──────── The input
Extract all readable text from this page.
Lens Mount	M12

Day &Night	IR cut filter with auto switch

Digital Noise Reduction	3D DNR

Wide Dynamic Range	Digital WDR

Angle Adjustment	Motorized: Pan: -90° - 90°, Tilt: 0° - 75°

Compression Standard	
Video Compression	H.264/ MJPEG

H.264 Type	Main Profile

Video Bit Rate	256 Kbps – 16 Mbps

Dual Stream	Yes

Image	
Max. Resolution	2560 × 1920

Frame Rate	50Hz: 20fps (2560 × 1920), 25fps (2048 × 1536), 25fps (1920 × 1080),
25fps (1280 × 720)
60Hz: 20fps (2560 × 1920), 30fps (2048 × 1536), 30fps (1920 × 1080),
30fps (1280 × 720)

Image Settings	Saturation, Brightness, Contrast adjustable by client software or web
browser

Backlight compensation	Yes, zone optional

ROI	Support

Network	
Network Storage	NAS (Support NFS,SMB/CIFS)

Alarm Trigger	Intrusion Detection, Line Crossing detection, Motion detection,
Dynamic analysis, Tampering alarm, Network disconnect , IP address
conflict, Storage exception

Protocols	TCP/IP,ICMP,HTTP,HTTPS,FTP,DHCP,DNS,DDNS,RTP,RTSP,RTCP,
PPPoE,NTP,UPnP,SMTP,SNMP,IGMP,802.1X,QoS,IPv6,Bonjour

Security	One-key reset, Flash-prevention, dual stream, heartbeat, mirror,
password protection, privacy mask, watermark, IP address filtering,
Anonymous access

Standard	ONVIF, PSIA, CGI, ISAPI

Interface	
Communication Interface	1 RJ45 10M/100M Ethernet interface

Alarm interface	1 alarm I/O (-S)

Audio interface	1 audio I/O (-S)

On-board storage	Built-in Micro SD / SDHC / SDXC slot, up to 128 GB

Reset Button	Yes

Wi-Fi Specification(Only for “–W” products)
────────────────
■ Aim
Within the listing above, find every line containing the string "Digital" and return it.

■ Worked solution
Digital Noise Reduction	3D DNR
Wide Dynamic Range	Digital WDR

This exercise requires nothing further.